Entries from a dataset
• • • •

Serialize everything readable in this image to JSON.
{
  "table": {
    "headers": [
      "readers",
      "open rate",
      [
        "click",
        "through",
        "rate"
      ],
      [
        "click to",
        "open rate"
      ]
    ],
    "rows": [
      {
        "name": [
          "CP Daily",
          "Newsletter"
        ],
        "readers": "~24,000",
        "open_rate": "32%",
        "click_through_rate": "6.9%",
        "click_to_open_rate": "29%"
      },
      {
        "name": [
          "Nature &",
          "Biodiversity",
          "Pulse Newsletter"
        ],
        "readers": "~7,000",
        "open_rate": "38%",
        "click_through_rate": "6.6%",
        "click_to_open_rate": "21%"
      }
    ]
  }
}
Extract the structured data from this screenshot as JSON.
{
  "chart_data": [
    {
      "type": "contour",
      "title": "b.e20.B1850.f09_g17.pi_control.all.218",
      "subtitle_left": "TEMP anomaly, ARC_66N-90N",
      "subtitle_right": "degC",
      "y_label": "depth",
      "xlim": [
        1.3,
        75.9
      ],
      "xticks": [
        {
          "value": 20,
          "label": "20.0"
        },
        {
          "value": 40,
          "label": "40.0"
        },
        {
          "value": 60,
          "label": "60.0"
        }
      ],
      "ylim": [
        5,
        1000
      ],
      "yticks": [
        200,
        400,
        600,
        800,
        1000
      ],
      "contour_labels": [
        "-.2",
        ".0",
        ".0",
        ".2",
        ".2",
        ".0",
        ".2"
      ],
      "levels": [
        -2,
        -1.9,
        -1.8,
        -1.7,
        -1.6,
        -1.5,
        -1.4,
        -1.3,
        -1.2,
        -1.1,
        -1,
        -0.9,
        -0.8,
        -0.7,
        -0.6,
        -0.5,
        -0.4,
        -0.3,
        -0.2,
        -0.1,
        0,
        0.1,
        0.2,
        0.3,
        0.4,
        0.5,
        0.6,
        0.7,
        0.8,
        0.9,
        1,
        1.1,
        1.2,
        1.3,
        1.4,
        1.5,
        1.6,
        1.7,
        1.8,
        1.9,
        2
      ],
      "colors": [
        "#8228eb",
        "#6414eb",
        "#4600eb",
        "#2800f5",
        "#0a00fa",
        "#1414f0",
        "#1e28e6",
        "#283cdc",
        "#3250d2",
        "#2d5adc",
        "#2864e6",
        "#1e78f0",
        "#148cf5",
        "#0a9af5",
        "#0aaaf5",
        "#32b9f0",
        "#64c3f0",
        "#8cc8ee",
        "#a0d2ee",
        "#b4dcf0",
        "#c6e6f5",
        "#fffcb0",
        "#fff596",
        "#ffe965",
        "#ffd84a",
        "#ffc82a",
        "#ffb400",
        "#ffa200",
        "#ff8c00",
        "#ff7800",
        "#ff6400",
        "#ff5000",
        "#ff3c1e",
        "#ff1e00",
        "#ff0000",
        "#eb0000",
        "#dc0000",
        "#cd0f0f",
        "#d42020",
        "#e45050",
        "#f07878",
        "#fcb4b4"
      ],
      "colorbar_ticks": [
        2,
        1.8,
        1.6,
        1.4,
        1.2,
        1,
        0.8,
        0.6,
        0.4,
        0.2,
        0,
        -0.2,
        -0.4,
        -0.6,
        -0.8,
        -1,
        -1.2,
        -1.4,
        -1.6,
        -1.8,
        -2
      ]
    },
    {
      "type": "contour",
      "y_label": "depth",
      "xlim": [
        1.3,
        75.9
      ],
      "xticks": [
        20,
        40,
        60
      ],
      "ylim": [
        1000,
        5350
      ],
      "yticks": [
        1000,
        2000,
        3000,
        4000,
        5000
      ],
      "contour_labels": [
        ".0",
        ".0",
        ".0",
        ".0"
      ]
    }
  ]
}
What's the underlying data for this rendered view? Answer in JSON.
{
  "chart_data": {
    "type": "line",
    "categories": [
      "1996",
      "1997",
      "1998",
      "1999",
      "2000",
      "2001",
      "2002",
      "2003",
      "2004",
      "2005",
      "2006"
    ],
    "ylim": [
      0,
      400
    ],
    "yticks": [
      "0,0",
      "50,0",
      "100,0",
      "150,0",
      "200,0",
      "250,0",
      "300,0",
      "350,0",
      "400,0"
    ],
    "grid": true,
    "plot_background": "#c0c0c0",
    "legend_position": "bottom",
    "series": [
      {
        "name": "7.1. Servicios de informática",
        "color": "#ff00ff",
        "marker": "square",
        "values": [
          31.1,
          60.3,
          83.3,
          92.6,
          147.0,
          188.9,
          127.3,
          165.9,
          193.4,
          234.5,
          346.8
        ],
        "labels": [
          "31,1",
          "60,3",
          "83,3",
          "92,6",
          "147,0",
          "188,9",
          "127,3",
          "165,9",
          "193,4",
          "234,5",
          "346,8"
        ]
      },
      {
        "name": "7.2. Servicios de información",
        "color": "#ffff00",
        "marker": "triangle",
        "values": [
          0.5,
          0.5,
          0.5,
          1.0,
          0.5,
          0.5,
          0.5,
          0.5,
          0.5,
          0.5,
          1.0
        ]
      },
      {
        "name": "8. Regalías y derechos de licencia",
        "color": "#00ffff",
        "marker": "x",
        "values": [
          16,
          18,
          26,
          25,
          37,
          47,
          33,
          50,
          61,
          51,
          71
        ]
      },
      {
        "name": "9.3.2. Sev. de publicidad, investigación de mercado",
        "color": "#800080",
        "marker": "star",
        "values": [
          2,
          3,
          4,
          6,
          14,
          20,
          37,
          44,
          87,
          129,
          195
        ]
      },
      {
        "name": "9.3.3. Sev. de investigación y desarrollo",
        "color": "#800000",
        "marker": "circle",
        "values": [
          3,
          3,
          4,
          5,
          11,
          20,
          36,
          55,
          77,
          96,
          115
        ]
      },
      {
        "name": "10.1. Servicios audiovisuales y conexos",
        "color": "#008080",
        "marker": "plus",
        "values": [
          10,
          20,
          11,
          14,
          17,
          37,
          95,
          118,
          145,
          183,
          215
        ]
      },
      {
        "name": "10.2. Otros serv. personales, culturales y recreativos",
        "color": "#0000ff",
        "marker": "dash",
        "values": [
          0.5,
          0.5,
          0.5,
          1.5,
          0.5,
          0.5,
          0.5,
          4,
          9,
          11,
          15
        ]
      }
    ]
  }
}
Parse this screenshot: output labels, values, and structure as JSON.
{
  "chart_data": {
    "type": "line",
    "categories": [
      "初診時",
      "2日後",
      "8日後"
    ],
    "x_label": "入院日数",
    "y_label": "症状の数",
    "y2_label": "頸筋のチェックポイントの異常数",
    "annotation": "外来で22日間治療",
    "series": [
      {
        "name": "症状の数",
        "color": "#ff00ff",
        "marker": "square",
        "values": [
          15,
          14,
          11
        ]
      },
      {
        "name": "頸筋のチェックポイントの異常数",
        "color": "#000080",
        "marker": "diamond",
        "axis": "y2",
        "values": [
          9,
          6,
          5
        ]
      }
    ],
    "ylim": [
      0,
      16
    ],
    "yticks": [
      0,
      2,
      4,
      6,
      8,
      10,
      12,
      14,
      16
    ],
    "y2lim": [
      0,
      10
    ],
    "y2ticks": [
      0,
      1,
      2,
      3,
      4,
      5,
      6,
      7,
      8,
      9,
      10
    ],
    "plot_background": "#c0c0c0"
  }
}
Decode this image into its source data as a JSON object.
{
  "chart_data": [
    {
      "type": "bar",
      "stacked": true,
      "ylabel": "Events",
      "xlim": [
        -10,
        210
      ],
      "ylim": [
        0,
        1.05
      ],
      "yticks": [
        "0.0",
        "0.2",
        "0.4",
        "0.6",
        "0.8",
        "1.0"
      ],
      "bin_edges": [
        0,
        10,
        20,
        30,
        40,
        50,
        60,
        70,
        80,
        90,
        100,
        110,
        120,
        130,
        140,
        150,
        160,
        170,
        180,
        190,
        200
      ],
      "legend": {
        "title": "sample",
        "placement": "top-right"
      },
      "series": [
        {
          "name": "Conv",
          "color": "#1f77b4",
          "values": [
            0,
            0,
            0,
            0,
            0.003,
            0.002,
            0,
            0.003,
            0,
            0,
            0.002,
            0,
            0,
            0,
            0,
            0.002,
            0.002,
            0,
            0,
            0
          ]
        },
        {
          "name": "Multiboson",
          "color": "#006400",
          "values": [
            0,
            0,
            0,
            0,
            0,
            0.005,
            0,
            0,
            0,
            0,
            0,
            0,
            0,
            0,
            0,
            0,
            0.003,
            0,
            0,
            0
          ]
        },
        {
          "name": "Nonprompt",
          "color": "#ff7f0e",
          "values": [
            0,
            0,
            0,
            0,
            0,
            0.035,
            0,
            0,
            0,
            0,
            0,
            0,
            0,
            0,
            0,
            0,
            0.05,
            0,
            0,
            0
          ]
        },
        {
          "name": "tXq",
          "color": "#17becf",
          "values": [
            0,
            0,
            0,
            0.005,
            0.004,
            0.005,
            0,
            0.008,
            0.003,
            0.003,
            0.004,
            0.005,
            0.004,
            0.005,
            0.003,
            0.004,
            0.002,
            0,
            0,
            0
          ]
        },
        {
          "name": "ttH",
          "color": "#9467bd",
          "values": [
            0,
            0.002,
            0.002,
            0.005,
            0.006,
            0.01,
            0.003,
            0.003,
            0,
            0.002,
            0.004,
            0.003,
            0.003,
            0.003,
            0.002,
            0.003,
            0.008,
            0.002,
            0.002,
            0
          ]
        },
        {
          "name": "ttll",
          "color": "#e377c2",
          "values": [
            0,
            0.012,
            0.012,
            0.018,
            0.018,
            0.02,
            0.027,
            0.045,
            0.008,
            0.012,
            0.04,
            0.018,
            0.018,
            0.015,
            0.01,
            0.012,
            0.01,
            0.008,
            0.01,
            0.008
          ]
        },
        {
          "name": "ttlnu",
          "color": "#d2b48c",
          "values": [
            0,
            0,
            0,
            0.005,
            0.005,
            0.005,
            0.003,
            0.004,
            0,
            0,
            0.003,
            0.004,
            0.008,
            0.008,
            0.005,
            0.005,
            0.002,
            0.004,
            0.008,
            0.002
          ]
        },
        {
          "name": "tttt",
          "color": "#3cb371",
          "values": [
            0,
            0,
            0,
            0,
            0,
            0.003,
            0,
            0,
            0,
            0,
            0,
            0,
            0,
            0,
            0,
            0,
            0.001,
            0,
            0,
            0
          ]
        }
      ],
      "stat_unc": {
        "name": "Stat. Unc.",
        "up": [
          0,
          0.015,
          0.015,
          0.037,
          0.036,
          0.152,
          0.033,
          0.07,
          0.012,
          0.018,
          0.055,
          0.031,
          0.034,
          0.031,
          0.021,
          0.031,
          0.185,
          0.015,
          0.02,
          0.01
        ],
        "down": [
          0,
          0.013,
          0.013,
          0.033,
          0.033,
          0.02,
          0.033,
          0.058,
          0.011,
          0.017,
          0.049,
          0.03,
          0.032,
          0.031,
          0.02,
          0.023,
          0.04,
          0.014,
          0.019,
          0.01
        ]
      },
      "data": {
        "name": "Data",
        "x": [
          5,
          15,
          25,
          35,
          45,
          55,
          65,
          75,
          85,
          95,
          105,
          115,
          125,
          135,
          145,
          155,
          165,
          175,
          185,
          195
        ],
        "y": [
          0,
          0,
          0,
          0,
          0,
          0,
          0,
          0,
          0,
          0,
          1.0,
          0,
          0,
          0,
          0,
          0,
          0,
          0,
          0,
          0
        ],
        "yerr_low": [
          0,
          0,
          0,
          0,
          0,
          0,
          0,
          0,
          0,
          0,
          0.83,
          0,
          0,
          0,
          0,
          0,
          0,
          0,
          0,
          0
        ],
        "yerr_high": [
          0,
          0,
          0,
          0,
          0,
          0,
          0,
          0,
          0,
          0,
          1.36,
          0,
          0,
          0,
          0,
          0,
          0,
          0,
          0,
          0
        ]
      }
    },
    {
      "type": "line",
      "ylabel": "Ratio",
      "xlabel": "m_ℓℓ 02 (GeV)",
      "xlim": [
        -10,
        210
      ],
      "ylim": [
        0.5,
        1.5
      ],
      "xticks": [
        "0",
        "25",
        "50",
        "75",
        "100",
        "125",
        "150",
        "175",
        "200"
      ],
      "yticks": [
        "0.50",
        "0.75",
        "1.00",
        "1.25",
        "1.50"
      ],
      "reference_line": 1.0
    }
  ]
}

• • • •

## What the task asks:
Pull out each line containing the word "marker" and copy it.

## Full solution:
        "marker": "square",
        "marker": "triangle",
        "marker": "x",
        "marker": "star",
        "marker": "circle",
        "marker": "plus",
        "marker": "dash",
        "marker": "square",
        "marker": "diamond",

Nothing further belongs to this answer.